Work to do | Word for word, restate every line of the listing that follows.
┄┄┄┄┄┄
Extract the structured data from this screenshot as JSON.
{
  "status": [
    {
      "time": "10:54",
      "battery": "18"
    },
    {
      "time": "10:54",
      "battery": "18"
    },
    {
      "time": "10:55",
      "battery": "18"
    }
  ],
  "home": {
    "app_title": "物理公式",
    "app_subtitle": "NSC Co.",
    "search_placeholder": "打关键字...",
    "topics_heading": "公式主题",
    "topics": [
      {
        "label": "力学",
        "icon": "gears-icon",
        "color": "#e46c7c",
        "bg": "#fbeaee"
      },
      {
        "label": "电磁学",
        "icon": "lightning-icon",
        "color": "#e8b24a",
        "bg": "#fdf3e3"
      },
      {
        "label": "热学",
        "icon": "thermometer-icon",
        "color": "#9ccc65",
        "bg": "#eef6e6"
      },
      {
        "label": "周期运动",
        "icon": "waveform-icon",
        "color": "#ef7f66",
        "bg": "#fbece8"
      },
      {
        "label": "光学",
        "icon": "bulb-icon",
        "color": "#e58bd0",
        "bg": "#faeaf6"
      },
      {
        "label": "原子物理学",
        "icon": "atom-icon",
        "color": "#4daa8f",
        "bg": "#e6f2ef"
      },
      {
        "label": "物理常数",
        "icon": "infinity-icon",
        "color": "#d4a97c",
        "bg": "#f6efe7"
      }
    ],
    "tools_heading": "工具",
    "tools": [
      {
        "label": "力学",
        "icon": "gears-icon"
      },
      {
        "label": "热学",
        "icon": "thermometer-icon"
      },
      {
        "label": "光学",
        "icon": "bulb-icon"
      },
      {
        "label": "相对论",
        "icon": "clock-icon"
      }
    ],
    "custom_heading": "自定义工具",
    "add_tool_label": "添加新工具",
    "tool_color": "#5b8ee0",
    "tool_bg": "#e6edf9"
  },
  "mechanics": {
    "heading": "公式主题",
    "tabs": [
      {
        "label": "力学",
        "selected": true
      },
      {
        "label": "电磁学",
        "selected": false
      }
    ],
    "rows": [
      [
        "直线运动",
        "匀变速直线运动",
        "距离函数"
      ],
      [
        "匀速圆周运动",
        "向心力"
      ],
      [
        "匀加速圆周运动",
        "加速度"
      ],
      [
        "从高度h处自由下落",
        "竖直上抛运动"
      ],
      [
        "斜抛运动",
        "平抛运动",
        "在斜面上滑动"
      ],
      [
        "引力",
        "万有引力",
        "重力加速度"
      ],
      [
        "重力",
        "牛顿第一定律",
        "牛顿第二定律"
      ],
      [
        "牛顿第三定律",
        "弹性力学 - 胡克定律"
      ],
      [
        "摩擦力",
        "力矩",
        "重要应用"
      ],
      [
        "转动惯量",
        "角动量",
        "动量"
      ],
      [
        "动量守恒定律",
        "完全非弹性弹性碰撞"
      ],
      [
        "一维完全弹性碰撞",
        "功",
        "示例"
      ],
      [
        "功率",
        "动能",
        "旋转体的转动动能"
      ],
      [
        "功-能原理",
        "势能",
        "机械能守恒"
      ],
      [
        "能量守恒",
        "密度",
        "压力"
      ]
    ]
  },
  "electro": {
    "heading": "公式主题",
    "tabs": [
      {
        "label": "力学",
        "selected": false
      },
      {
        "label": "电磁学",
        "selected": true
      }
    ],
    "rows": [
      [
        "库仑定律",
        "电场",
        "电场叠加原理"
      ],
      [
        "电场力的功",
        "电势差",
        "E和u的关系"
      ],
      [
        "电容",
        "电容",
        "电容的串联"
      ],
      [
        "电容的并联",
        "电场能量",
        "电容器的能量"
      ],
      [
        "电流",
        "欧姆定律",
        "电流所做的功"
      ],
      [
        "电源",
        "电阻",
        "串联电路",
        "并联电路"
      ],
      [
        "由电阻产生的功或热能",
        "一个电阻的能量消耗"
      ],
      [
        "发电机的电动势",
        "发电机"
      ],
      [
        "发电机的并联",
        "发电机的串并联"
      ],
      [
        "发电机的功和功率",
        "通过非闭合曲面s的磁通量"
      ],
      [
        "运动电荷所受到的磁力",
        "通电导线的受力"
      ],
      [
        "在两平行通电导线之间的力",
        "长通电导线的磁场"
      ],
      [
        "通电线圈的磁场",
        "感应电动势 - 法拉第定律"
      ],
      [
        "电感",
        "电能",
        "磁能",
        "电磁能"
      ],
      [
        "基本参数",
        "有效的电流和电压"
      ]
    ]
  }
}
┄┄┄┄┄┄
Written answer |
Extract the structured data from this screenshot as JSON.
{
  "status": [
    {
      "time": "10:54",
      "battery": "18"
    },
    {
      "time": "10:54",
      "battery": "18"
    },
    {
      "time": "10:55",
      "battery": "18"
    }
  ],
  "home": {
    "app_title": "物理公式",
    "app_subtitle": "NSC Co.",
    "search_placeholder": "打关键字...",
    "topics_heading": "公式主题",
    "topics": [
      {
        "label": "力学",
        "icon": "gears-icon",
        "color": "#e46c7c",
        "bg": "#fbeaee"
      },
      {
        "label": "电磁学",
        "icon": "lightning-icon",
        "color": "#e8b24a",
        "bg": "#fdf3e3"
      },
      {
        "label": "热学",
        "icon": "thermometer-icon",
        "color": "#9ccc65",
        "bg": "#eef6e6"
      },
      {
        "label": "周期运动",
        "icon": "waveform-icon",
        "color": "#ef7f66",
        "bg": "#fbece8"
      },
      {
        "label": "光学",
        "icon": "bulb-icon",
        "color": "#e58bd0",
        "bg": "#faeaf6"
      },
      {
        "label": "原子物理学",
        "icon": "atom-icon",
        "color": "#4daa8f",
        "bg": "#e6f2ef"
      },
      {
        "label": "物理常数",
        "icon": "infinity-icon",
        "color": "#d4a97c",
        "bg": "#f6efe7"
      }
    ],
    "tools_heading": "工具",
    "tools": [
      {
        "label": "力学",
        "icon": "gears-icon"
      },
      {
        "label": "热学",
        "icon": "thermometer-icon"
      },
      {
        "label": "光学",
        "icon": "bulb-icon"
      },
      {
        "label": "相对论",
        "icon": "clock-icon"
      }
    ],
    "custom_heading": "自定义工具",
    "add_tool_label": "添加新工具",
    "tool_color": "#5b8ee0",
    "tool_bg": "#e6edf9"
  },
  "mechanics": {
    "heading": "公式主题",
    "tabs": [
      {
        "label": "力学",
        "selected": true
      },
      {
        "label": "电磁学",
        "selected": false
      }
    ],
    "rows": [
      [
        "直线运动",
        "匀变速直线运动",
        "距离函数"
      ],
      [
        "匀速圆周运动",
        "向心力"
      ],
      [
        "匀加速圆周运动",
        "加速度"
      ],
      [
        "从高度h处自由下落",
        "竖直上抛运动"
      ],
      [
        "斜抛运动",
        "平抛运动",
        "在斜面上滑动"
      ],
      [
        "引力",
        "万有引力",
        "重力加速度"
      ],
      [
        "重力",
        "牛顿第一定律",
        "牛顿第二定律"
      ],
      [
        "牛顿第三定律",
        "弹性力学 - 胡克定律"
      ],
      [
        "摩擦力",
        "力矩",
        "重要应用"
      ],
      [
        "转动惯量",
        "角动量",
        "动量"
      ],
      [
        "动量守恒定律",
        "完全非弹性弹性碰撞"
      ],
      [
        "一维完全弹性碰撞",
        "功",
        "示例"
      ],
      [
        "功率",
        "动能",
        "旋转体的转动动能"
      ],
      [
        "功-能原理",
        "势能",
        "机械能守恒"
      ],
      [
        "能量守恒",
        "密度",
        "压力"
      ]
    ]
  },
  "electro": {
    "heading": "公式主题",
    "tabs": [
      {
        "label": "力学",
        "selected": false
      },
      {
        "label": "电磁学",
        "selected": true
      }
    ],
    "rows": [
      [
        "库仑定律",
        "电场",
        "电场叠加原理"
      ],
      [
        "电场力的功",
        "电势差",
        "E和u的关系"
      ],
      [
        "电容",
        "电容",
        "电容的串联"
      ],
      [
        "电容的并联",
        "电场能量",
        "电容器的能量"
      ],
      [
        "电流",
        "欧姆定律",
        "电流所做的功"
      ],
      [
        "电源",
        "电阻",
        "串联电路",
        "并联电路"
      ],
      [
        "由电阻产生的功或热能",
        "一个电阻的能量消耗"
      ],
      [
        "发电机的电动势",
        "发电机"
      ],
      [
        "发电机的并联",
        "发电机的串并联"
      ],
      [
        "发电机的功和功率",
        "通过非闭合曲面s的磁通量"
      ],
      [
        "运动电荷所受到的磁力",
        "通电导线的受力"
      ],
      [
        "在两平行通电导线之间的力",
        "长通电导线的磁场"
      ],
      [
        "通电线圈的磁场",
        "感应电动势 - 法拉第定律"
      ],
      [
        "电感",
        "电能",
        "磁能",
        "电磁能"
      ],
      [
        "基本参数",
        "有效的电流和电压"
      ]
    ]
  }
}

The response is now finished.